#### Extracted material ####
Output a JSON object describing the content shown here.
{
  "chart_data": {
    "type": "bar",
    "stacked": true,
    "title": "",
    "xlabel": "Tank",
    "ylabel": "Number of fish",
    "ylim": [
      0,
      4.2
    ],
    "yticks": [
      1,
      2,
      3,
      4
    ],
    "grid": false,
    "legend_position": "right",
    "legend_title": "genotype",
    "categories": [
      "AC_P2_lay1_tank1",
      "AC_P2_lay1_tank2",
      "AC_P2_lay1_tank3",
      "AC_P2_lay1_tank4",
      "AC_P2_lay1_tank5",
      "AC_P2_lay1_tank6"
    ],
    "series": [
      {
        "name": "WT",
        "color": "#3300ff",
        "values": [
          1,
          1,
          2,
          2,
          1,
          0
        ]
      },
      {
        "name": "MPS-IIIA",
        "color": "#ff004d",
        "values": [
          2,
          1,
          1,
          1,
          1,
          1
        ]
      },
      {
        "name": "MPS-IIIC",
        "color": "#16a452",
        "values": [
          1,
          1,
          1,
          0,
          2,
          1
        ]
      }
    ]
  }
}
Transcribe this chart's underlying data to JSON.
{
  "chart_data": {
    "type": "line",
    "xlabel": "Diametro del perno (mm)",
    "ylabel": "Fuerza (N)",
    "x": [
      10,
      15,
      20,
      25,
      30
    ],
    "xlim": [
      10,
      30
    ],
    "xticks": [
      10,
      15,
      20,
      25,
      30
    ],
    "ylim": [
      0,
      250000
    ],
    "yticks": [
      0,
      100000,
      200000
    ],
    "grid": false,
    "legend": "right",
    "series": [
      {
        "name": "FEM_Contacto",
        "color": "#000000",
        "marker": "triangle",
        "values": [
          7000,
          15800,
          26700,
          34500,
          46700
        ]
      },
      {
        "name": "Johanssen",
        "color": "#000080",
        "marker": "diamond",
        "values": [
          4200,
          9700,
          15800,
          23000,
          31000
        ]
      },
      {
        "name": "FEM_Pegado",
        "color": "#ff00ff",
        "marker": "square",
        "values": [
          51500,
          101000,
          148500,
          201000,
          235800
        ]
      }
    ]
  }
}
####
In the entries above, identify every line with the string "color".

Solution for this task
        "color": "#3300ff",
        "color": "#ff004d",
        "color": "#16a452",
        "color": "#000000",
        "color": "#000080",
        "color": "#ff00ff",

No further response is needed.